Given task ▸ Give as output the line that contains "Enumerate this screenshot's", followed by every remaining line of the entries, unchanged and with nothing added.

## Start Data rows

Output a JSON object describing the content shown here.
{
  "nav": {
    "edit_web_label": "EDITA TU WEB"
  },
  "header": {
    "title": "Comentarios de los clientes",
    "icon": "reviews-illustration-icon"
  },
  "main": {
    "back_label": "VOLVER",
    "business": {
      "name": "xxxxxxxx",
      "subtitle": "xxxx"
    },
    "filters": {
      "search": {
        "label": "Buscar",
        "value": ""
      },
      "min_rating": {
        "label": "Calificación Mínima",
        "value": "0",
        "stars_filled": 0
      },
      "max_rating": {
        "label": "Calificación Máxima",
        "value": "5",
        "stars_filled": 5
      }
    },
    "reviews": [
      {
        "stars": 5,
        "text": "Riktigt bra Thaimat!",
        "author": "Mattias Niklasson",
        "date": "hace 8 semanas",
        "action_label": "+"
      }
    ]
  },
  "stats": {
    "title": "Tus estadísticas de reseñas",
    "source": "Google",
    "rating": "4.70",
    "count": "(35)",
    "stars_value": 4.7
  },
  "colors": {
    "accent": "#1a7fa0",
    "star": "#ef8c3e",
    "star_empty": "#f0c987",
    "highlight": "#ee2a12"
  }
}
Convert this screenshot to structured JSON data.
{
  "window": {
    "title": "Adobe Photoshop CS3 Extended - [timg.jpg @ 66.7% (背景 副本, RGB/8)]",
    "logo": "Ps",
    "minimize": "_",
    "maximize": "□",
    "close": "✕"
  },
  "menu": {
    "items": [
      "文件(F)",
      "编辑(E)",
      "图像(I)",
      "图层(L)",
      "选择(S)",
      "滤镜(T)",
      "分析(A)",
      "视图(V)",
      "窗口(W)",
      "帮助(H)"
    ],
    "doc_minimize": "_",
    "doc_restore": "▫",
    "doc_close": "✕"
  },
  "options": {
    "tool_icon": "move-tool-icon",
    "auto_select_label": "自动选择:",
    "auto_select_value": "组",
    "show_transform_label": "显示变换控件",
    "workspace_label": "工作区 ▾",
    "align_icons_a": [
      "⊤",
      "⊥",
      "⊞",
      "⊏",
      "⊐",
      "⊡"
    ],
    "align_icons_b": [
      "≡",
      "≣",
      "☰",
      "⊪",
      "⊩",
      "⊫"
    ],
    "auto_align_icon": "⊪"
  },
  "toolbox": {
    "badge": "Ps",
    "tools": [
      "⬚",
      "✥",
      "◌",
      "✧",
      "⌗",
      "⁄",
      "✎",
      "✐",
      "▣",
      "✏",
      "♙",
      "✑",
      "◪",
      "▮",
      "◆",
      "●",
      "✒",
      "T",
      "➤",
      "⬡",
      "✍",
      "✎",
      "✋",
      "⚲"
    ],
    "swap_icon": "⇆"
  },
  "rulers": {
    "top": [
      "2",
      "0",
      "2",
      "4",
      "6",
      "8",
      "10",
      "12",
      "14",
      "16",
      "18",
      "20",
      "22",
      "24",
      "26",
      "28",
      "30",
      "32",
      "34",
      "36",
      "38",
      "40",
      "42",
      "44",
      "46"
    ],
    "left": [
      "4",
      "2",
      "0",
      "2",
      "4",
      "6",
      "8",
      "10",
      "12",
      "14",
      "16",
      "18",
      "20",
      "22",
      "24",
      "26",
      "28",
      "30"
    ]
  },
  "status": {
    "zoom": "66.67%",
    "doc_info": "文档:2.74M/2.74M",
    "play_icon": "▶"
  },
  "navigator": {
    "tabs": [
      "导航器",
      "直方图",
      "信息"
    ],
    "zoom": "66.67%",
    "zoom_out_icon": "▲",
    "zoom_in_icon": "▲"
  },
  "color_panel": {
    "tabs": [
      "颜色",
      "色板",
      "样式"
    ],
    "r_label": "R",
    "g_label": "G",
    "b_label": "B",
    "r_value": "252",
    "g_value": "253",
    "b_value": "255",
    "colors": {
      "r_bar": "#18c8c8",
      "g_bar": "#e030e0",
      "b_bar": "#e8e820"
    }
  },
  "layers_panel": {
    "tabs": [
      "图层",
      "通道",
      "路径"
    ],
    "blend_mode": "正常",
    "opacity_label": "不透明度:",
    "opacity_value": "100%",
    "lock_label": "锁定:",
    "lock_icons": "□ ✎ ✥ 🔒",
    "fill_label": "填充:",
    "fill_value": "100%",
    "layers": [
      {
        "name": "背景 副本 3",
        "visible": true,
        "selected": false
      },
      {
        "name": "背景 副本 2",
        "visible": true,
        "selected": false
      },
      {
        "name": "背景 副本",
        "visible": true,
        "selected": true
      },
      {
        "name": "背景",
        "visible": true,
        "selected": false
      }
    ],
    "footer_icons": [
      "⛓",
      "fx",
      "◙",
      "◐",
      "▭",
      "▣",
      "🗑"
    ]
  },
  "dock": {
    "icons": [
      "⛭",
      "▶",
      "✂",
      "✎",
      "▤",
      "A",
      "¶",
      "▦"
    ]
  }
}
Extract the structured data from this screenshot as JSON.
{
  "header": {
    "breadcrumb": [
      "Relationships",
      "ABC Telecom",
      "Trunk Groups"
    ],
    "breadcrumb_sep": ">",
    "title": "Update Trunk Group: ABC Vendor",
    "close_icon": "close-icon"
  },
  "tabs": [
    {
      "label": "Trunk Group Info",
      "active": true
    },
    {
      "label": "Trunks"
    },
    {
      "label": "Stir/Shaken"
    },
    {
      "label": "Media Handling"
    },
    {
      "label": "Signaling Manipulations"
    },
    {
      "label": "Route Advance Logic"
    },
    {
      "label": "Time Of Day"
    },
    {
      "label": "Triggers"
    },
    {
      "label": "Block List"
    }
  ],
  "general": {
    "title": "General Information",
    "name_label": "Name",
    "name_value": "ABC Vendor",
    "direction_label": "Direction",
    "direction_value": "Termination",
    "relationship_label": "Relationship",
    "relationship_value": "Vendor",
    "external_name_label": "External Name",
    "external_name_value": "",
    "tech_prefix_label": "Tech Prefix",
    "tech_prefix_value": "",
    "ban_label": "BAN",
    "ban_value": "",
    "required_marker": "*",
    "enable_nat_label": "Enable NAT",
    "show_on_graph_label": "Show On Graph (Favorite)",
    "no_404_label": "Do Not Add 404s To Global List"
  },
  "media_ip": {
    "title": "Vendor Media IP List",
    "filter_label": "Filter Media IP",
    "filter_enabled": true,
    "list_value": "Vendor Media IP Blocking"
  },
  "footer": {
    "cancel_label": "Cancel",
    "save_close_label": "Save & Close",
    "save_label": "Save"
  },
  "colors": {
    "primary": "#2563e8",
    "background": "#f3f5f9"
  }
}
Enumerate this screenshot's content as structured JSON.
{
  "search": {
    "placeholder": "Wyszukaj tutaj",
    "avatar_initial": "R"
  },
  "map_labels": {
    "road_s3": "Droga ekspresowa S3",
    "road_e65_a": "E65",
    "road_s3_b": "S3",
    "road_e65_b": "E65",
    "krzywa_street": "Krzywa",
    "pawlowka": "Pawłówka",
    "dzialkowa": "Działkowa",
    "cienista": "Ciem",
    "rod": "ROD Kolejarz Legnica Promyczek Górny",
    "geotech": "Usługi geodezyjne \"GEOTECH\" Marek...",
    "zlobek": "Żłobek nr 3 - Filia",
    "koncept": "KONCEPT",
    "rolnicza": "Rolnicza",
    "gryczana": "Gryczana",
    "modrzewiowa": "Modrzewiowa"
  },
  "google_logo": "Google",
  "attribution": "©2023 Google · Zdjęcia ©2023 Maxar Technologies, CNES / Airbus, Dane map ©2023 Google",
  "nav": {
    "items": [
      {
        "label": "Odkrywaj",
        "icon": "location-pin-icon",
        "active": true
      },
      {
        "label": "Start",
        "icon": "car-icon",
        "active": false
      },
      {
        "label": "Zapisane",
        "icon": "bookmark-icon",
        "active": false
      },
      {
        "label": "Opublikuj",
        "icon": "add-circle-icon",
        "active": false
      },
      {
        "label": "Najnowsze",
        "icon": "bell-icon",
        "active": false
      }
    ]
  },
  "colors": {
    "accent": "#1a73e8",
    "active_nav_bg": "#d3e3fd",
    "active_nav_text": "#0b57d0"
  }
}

## End Data rows

In response ▸
Enumerate this screenshot's content as structured JSON.
{
  "search": {
    "placeholder": "Wyszukaj tutaj",
    "avatar_initial": "R"
  },
  "map_labels": {
    "road_s3": "Droga ekspresowa S3",
    "road_e65_a": "E65",
    "road_s3_b": "S3",
    "road_e65_b": "E65",
    "krzywa_street": "Krzywa",
    "pawlowka": "Pawłówka",
    "dzialkowa": "Działkowa",
    "cienista": "Ciem",
    "rod": "ROD Kolejarz Legnica Promyczek Górny",
    "geotech": "Usługi geodezyjne \"GEOTECH\" Marek...",
    "zlobek": "Żłobek nr 3 - Filia",
    "koncept": "KONCEPT",
    "rolnicza": "Rolnicza",
    "gryczana": "Gryczana",
    "modrzewiowa": "Modrzewiowa"
  },
  "google_logo": "Google",
  "attribution": "©2023 Google · Zdjęcia ©2023 Maxar Technologies, CNES / Airbus, Dane map ©2023 Google",
  "nav": {
    "items": [
      {
        "label": "Odkrywaj",
        "icon": "location-pin-icon",
        "active": true
      },
      {
        "label": "Start",
        "icon": "car-icon",
        "active": false
      },
      {
        "label": "Zapisane",
        "icon": "bookmark-icon",
        "active": false
      },
      {
        "label": "Opublikuj",
        "icon": "add-circle-icon",
        "active": false
      },
      {
        "label": "Najnowsze",
        "icon": "bell-icon",
        "active": false
      }
    ]
  },
  "colors": {
    "accent": "#1a73e8",
    "active_nav_bg": "#d3e3fd",
    "active_nav_text": "#0b57d0"
  }
}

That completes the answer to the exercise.